What is required →
An exact copy of all the data is required, with pictures left out.

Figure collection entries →
★ ★ ★ ★
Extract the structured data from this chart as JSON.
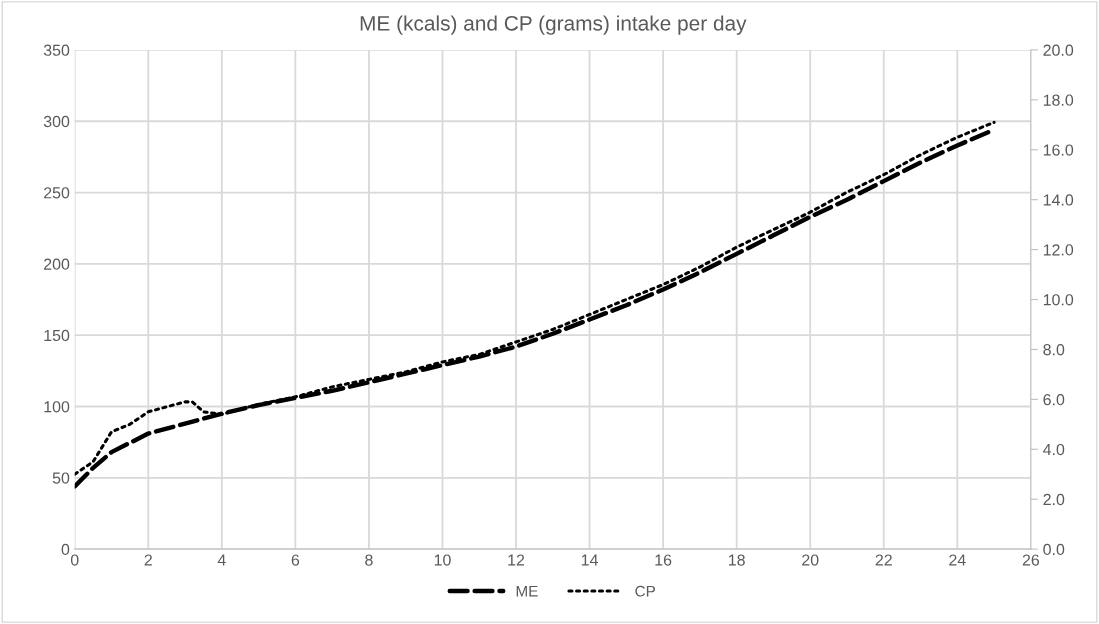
{
  "chart_data": {
    "type": "line",
    "title": "ME (kcals) and CP (grams) intake per day",
    "xlim": [
      0,
      26
    ],
    "xticks": [
      0,
      2,
      4,
      6,
      8,
      10,
      12,
      14,
      16,
      18,
      20,
      22,
      24,
      26
    ],
    "ylim": [
      0,
      350
    ],
    "yticks": [
      0,
      50,
      100,
      150,
      200,
      250,
      300,
      350
    ],
    "y2lim": [
      0,
      20
    ],
    "y2ticks": [
      {
        "value": 0,
        "label": "0.0"
      },
      {
        "value": 2,
        "label": "2.0"
      },
      {
        "value": 4,
        "label": "4.0"
      },
      {
        "value": 6,
        "label": "6.0"
      },
      {
        "value": 8,
        "label": "8.0"
      },
      {
        "value": 10,
        "label": "10.0"
      },
      {
        "value": 12,
        "label": "12.0"
      },
      {
        "value": 14,
        "label": "14.0"
      },
      {
        "value": 16,
        "label": "16.0"
      },
      {
        "value": 18,
        "label": "18.0"
      },
      {
        "value": 20,
        "label": "20.0"
      }
    ],
    "grid": true,
    "legend": "bottom",
    "marker": "none",
    "series": [
      {
        "name": "ME",
        "color": "#000000",
        "line_style": "dashed",
        "x": [
          0,
          0.5,
          1,
          2,
          3,
          4,
          5,
          6,
          7,
          8,
          9,
          10,
          11,
          12,
          13,
          14,
          15,
          16,
          17,
          18,
          19,
          20,
          21,
          22,
          23,
          24,
          25
        ],
        "values": [
          44,
          57,
          68,
          81,
          88,
          95,
          101,
          106,
          111,
          117,
          123,
          129,
          135,
          142,
          151,
          161,
          171,
          182,
          194,
          207,
          220,
          233,
          245,
          258,
          271,
          283,
          294
        ]
      },
      {
        "name": "CP",
        "color": "#000000",
        "line_style": "dotted",
        "axis": "y2",
        "x": [
          0,
          0.5,
          1,
          1.5,
          2,
          2.5,
          3,
          3.2,
          3.5,
          4,
          5,
          6,
          7,
          8,
          9,
          10,
          11,
          12,
          13,
          14,
          15,
          16,
          17,
          18,
          19,
          20,
          21,
          22,
          23,
          24,
          25
        ],
        "values": [
          3.0,
          3.5,
          4.7,
          5.0,
          5.5,
          5.7,
          5.9,
          5.9,
          5.5,
          5.4,
          5.8,
          6.1,
          6.5,
          6.8,
          7.1,
          7.5,
          7.8,
          8.3,
          8.8,
          9.4,
          10.0,
          10.6,
          11.3,
          12.1,
          12.8,
          13.5,
          14.3,
          15.0,
          15.8,
          16.5,
          17.1
        ]
      }
    ]
  }
}
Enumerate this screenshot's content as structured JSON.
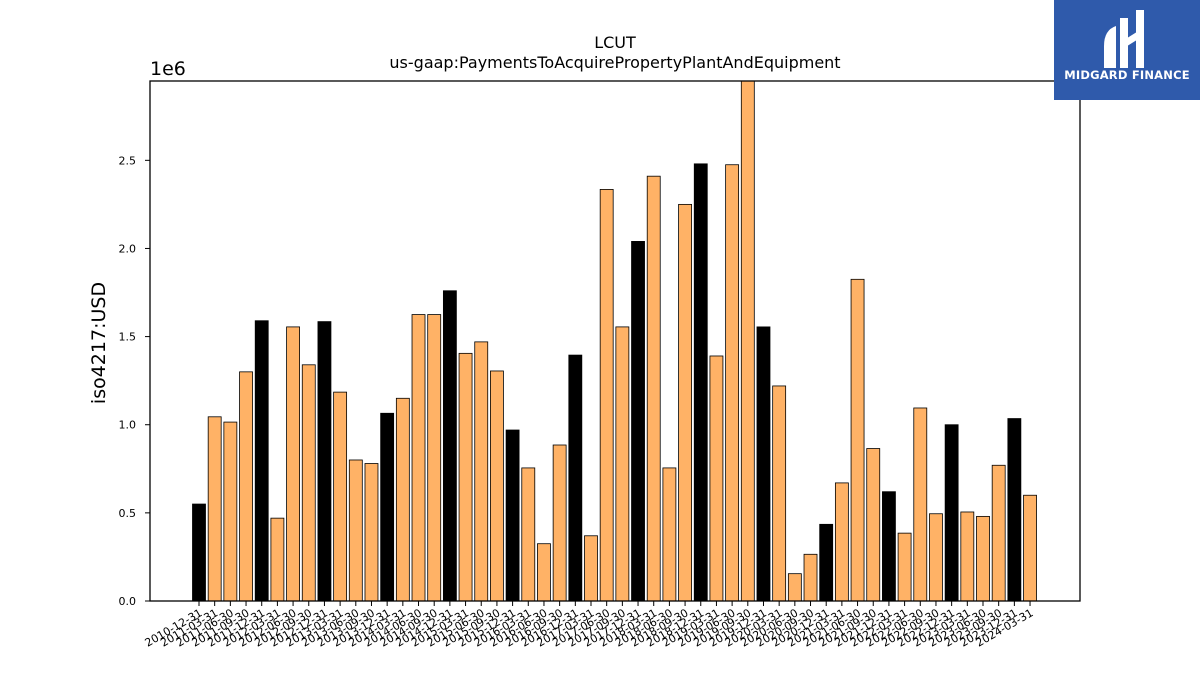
{
  "chart_data": {
    "type": "bar",
    "title": "LCUT",
    "subtitle": "us-gaap:PaymentsToAcquirePropertyPlantAndEquipment",
    "ylabel": "iso4217:USD",
    "xlabel": "",
    "y_scale_label": "1e6",
    "y_scale": 1000000,
    "ylim": [
      0,
      2950000
    ],
    "yticks": [
      "0.0",
      "0.5",
      "1.0",
      "1.5",
      "2.0",
      "2.5"
    ],
    "colors": {
      "fy": "#000000",
      "q": "#ffb266",
      "edge": "#000000"
    },
    "categories": [
      "2010-12-31",
      "2011-03-31",
      "2011-06-30",
      "2011-09-30",
      "2011-12-31",
      "2012-03-31",
      "2012-06-30",
      "2012-09-30",
      "2012-12-31",
      "2013-03-31",
      "2013-06-30",
      "2013-09-30",
      "2013-12-31",
      "2014-03-31",
      "2014-06-30",
      "2014-09-30",
      "2014-12-31",
      "2015-03-31",
      "2015-06-30",
      "2015-09-30",
      "2015-12-31",
      "2016-03-31",
      "2016-06-30",
      "2016-09-30",
      "2016-12-31",
      "2017-03-31",
      "2017-06-30",
      "2017-09-30",
      "2017-12-31",
      "2018-03-31",
      "2018-06-30",
      "2018-09-30",
      "2018-12-31",
      "2019-03-31",
      "2019-06-30",
      "2019-09-30",
      "2019-12-31",
      "2020-03-31",
      "2020-06-30",
      "2020-09-30",
      "2020-12-31",
      "2021-03-31",
      "2021-06-30",
      "2021-09-30",
      "2021-12-31",
      "2022-03-31",
      "2022-06-30",
      "2022-09-30",
      "2022-12-31",
      "2023-03-31",
      "2023-06-30",
      "2023-09-30",
      "2023-12-31",
      "2024-03-31"
    ],
    "values": [
      550000,
      1045000,
      1015000,
      1300000,
      1590000,
      470000,
      1555000,
      1340000,
      1585000,
      1185000,
      800000,
      780000,
      1065000,
      1150000,
      1625000,
      1625000,
      1760000,
      1405000,
      1470000,
      1305000,
      970000,
      755000,
      325000,
      885000,
      1395000,
      370000,
      2335000,
      1555000,
      2040000,
      2410000,
      755000,
      2250000,
      2480000,
      1390000,
      2475000,
      2950000,
      1555000,
      1220000,
      155000,
      265000,
      435000,
      670000,
      1825000,
      865000,
      620000,
      385000,
      1095000,
      495000,
      1000000,
      505000,
      480000,
      770000,
      1035000,
      600000
    ],
    "fiscal_year_end": [
      true,
      false,
      false,
      false,
      true,
      false,
      false,
      false,
      true,
      false,
      false,
      false,
      true,
      false,
      false,
      false,
      true,
      false,
      false,
      false,
      true,
      false,
      false,
      false,
      true,
      false,
      false,
      false,
      true,
      false,
      false,
      false,
      true,
      false,
      false,
      false,
      true,
      false,
      false,
      false,
      true,
      false,
      false,
      false,
      true,
      false,
      false,
      false,
      true,
      false,
      false,
      false,
      true,
      false
    ]
  },
  "logo": {
    "text": "MIDGARD FINANCE",
    "background": "#2f5aab"
  }
}
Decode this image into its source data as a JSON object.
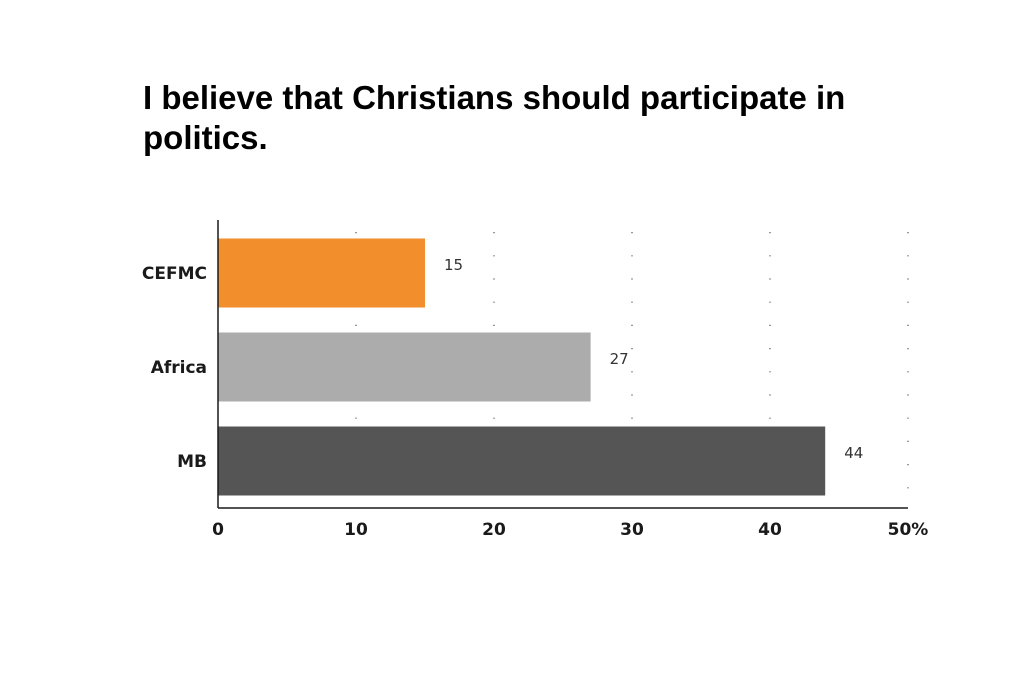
{
  "title": "I believe that Christians should participate in politics.",
  "chart_data": {
    "type": "bar",
    "orientation": "horizontal",
    "title": "I believe that Christians should participate in politics.",
    "categories": [
      "CEFMC",
      "Africa",
      "MB"
    ],
    "values": [
      15,
      27,
      44
    ],
    "data_labels": [
      "15",
      "27",
      "44"
    ],
    "colors": [
      "#f28e2b",
      "#acacac",
      "#555555"
    ],
    "xlim": [
      0,
      50
    ],
    "x_ticks": [
      0,
      10,
      20,
      30,
      40,
      50
    ],
    "x_tick_labels": [
      "0",
      "10",
      "20",
      "30",
      "40",
      "50%"
    ],
    "xlabel": "",
    "ylabel": "",
    "grid": "vertical dotted",
    "legend": "none"
  }
}
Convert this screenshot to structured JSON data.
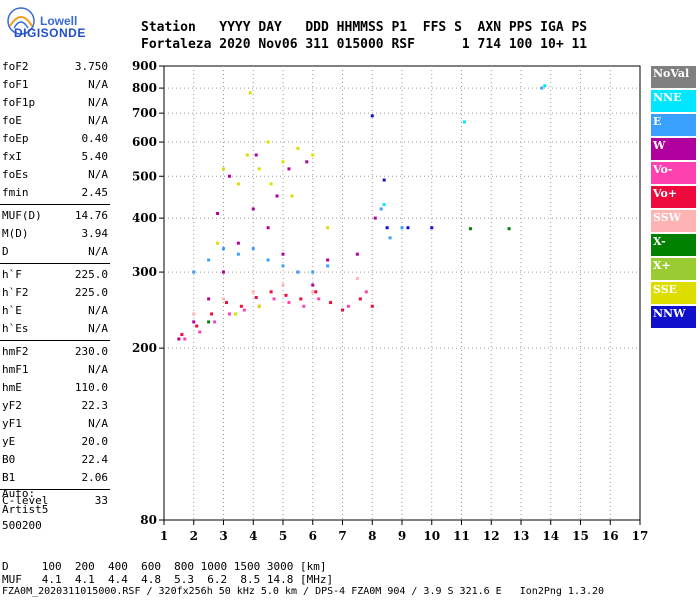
★ ★ ★ ★
Expected output →
Extract the structured data from this chart as JSON.
{
  "chart_data": {
    "type": "line",
    "title": "ME (kcals) and CP (grams) intake per day",
    "xlim": [
      0,
      26
    ],
    "xticks": [
      0,
      2,
      4,
      6,
      8,
      10,
      12,
      14,
      16,
      18,
      20,
      22,
      24,
      26
    ],
    "ylim": [
      0,
      350
    ],
    "yticks": [
      0,
      50,
      100,
      150,
      200,
      250,
      300,
      350
    ],
    "y2lim": [
      0,
      20
    ],
    "y2ticks": [
      {
        "value": 0,
        "label": "0.0"
      },
      {
        "value": 2,
        "label": "2.0"
      },
      {
        "value": 4,
        "label": "4.0"
      },
      {
        "value": 6,
        "label": "6.0"
      },
      {
        "value": 8,
        "label": "8.0"
      },
      {
        "value": 10,
        "label": "10.0"
      },
      {
        "value": 12,
        "label": "12.0"
      },
      {
        "value": 14,
        "label": "14.0"
      },
      {
        "value": 16,
        "label": "16.0"
      },
      {
        "value": 18,
        "label": "18.0"
      },
      {
        "value": 20,
        "label": "20.0"
      }
    ],
    "grid": true,
    "legend": "bottom",
    "marker": "none",
    "series": [
      {
        "name": "ME",
        "color": "#000000",
        "line_style": "dashed",
        "x": [
          0,
          0.5,
          1,
          2,
          3,
          4,
          5,
          6,
          7,
          8,
          9,
          10,
          11,
          12,
          13,
          14,
          15,
          16,
          17,
          18,
          19,
          20,
          21,
          22,
          23,
          24,
          25
        ],
        "values": [
          44,
          57,
          68,
          81,
          88,
          95,
          101,
          106,
          111,
          117,
          123,
          129,
          135,
          142,
          151,
          161,
          171,
          182,
          194,
          207,
          220,
          233,
          245,
          258,
          271,
          283,
          294
        ]
      },
      {
        "name": "CP",
        "color": "#000000",
        "line_style": "dotted",
        "axis": "y2",
        "x": [
          0,
          0.5,
          1,
          1.5,
          2,
          2.5,
          3,
          3.2,
          3.5,
          4,
          5,
          6,
          7,
          8,
          9,
          10,
          11,
          12,
          13,
          14,
          15,
          16,
          17,
          18,
          19,
          20,
          21,
          22,
          23,
          24,
          25
        ],
        "values": [
          3.0,
          3.5,
          4.7,
          5.0,
          5.5,
          5.7,
          5.9,
          5.9,
          5.5,
          5.4,
          5.8,
          6.1,
          6.5,
          6.8,
          7.1,
          7.5,
          7.8,
          8.3,
          8.8,
          9.4,
          10.0,
          10.6,
          11.3,
          12.1,
          12.8,
          13.5,
          14.3,
          15.0,
          15.8,
          16.5,
          17.1
        ]
      }
    ]
  }
}
Enumerate this screenshot's content as structured JSON.
{
  "chart_data": {
    "type": "bar",
    "title": "LCUT",
    "subtitle": "us-gaap:PaymentsToAcquirePropertyPlantAndEquipment",
    "ylabel": "iso4217:USD",
    "xlabel": "",
    "y_scale_label": "1e6",
    "y_scale": 1000000,
    "ylim": [
      0,
      2950000
    ],
    "yticks": [
      "0.0",
      "0.5",
      "1.0",
      "1.5",
      "2.0",
      "2.5"
    ],
    "colors": {
      "fy": "#000000",
      "q": "#ffb266",
      "edge": "#000000"
    },
    "categories": [
      "2010-12-31",
      "2011-03-31",
      "2011-06-30",
      "2011-09-30",
      "2011-12-31",
      "2012-03-31",
      "2012-06-30",
      "2012-09-30",
      "2012-12-31",
      "2013-03-31",
      "2013-06-30",
      "2013-09-30",
      "2013-12-31",
      "2014-03-31",
      "2014-06-30",
      "2014-09-30",
      "2014-12-31",
      "2015-03-31",
      "2015-06-30",
      "2015-09-30",
      "2015-12-31",
      "2016-03-31",
      "2016-06-30",
      "2016-09-30",
      "2016-12-31",
      "2017-03-31",
      "2017-06-30",
      "2017-09-30",
      "2017-12-31",
      "2018-03-31",
      "2018-06-30",
      "2018-09-30",
      "2018-12-31",
      "2019-03-31",
      "2019-06-30",
      "2019-09-30",
      "2019-12-31",
      "2020-03-31",
      "2020-06-30",
      "2020-09-30",
      "2020-12-31",
      "2021-03-31",
      "2021-06-30",
      "2021-09-30",
      "2021-12-31",
      "2022-03-31",
      "2022-06-30",
      "2022-09-30",
      "2022-12-31",
      "2023-03-31",
      "2023-06-30",
      "2023-09-30",
      "2023-12-31",
      "2024-03-31"
    ],
    "values": [
      550000,
      1045000,
      1015000,
      1300000,
      1590000,
      470000,
      1555000,
      1340000,
      1585000,
      1185000,
      800000,
      780000,
      1065000,
      1150000,
      1625000,
      1625000,
      1760000,
      1405000,
      1470000,
      1305000,
      970000,
      755000,
      325000,
      885000,
      1395000,
      370000,
      2335000,
      1555000,
      2040000,
      2410000,
      755000,
      2250000,
      2480000,
      1390000,
      2475000,
      2950000,
      1555000,
      1220000,
      155000,
      265000,
      435000,
      670000,
      1825000,
      865000,
      620000,
      385000,
      1095000,
      495000,
      1000000,
      505000,
      480000,
      770000,
      1035000,
      600000
    ],
    "fiscal_year_end": [
      true,
      false,
      false,
      false,
      true,
      false,
      false,
      false,
      true,
      false,
      false,
      false,
      true,
      false,
      false,
      false,
      true,
      false,
      false,
      false,
      true,
      false,
      false,
      false,
      true,
      false,
      false,
      false,
      true,
      false,
      false,
      false,
      true,
      false,
      false,
      false,
      true,
      false,
      false,
      false,
      true,
      false,
      false,
      false,
      true,
      false,
      false,
      false,
      true,
      false,
      false,
      false,
      true,
      false
    ]
  },
  "logo": {
    "text": "MIDGARD FINANCE",
    "background": "#2f5aab"
  }
}
Decode this image into its source data as a JSON object.
{
  "title": "I believe that Christians should participate in politics.",
  "chart_data": {
    "type": "bar",
    "orientation": "horizontal",
    "title": "I believe that Christians should participate in politics.",
    "categories": [
      "CEFMC",
      "Africa",
      "MB"
    ],
    "values": [
      15,
      27,
      44
    ],
    "data_labels": [
      "15",
      "27",
      "44"
    ],
    "colors": [
      "#f28e2b",
      "#acacac",
      "#555555"
    ],
    "xlim": [
      0,
      50
    ],
    "x_ticks": [
      0,
      10,
      20,
      30,
      40,
      50
    ],
    "x_tick_labels": [
      "0",
      "10",
      "20",
      "30",
      "40",
      "50%"
    ],
    "xlabel": "",
    "ylabel": "",
    "grid": "vertical dotted",
    "legend": "none"
  }
}
Convert this screenshot to structured JSON data.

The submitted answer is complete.